## Aim:
Without the pictures, give the entries below again exactly as written.

## Supplied records:
== == ==

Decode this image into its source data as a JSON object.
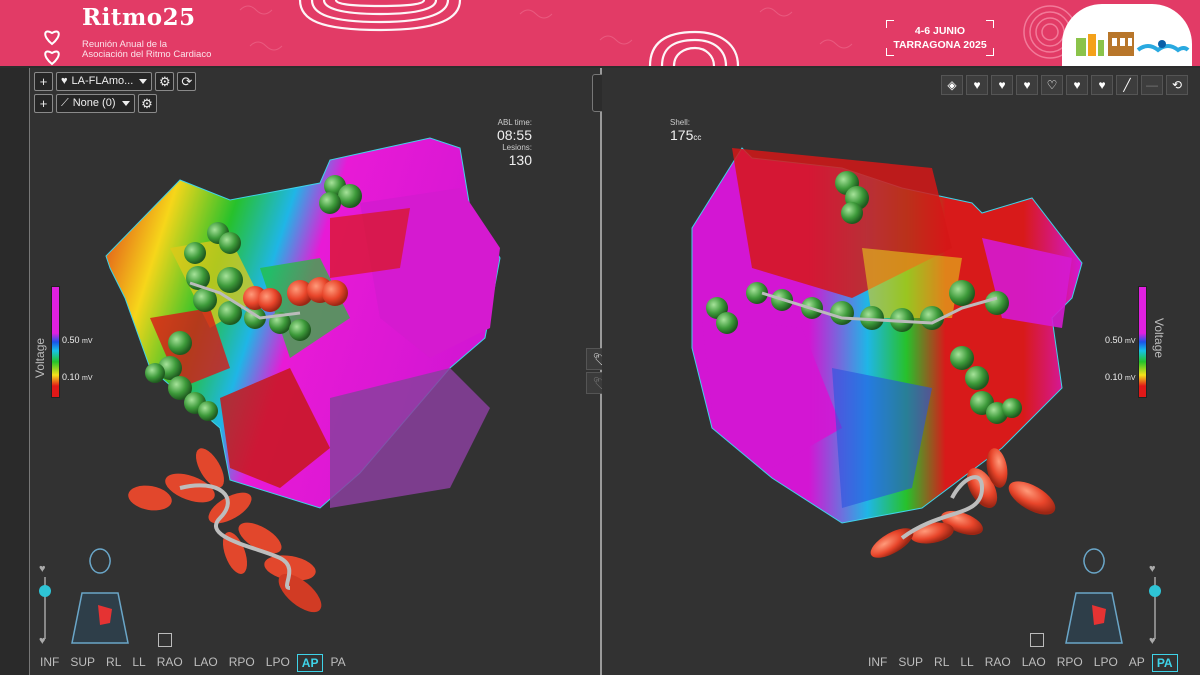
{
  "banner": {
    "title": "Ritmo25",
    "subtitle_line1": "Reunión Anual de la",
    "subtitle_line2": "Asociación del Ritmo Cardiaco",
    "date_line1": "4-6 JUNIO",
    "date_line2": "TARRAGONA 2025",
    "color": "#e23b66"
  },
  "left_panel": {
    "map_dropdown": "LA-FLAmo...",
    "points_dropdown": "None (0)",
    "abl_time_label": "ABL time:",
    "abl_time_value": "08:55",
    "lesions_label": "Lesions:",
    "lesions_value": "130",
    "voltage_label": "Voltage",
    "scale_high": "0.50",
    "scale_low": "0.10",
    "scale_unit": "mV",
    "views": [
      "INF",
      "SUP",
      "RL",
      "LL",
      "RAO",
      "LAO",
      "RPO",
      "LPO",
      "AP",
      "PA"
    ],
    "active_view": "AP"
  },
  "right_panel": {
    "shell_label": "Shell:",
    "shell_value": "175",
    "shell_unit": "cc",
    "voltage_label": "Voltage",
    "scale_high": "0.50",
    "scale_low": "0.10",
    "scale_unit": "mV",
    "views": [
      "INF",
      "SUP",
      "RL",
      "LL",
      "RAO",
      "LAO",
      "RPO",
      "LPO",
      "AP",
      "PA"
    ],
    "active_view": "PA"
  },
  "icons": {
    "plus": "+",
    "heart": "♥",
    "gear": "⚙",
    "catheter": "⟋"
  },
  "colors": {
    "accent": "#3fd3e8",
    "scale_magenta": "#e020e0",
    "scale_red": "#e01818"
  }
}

== == ==

## Exercise answer:
Decode this image into its source data as a JSON object.
{
  "banner": {
    "title": "Ritmo25",
    "subtitle_line1": "Reunión Anual de la",
    "subtitle_line2": "Asociación del Ritmo Cardiaco",
    "date_line1": "4-6 JUNIO",
    "date_line2": "TARRAGONA 2025",
    "color": "#e23b66"
  },
  "left_panel": {
    "map_dropdown": "LA-FLAmo...",
    "points_dropdown": "None (0)",
    "abl_time_label": "ABL time:",
    "abl_time_value": "08:55",
    "lesions_label": "Lesions:",
    "lesions_value": "130",
    "voltage_label": "Voltage",
    "scale_high": "0.50",
    "scale_low": "0.10",
    "scale_unit": "mV",
    "views": [
      "INF",
      "SUP",
      "RL",
      "LL",
      "RAO",
      "LAO",
      "RPO",
      "LPO",
      "AP",
      "PA"
    ],
    "active_view": "AP"
  },
  "right_panel": {
    "shell_label": "Shell:",
    "shell_value": "175",
    "shell_unit": "cc",
    "voltage_label": "Voltage",
    "scale_high": "0.50",
    "scale_low": "0.10",
    "scale_unit": "mV",
    "views": [
      "INF",
      "SUP",
      "RL",
      "LL",
      "RAO",
      "LAO",
      "RPO",
      "LPO",
      "AP",
      "PA"
    ],
    "active_view": "PA"
  },
  "icons": {
    "plus": "+",
    "heart": "♥",
    "gear": "⚙",
    "catheter": "⟋"
  },
  "colors": {
    "accent": "#3fd3e8",
    "scale_magenta": "#e020e0",
    "scale_red": "#e01818"
  }
}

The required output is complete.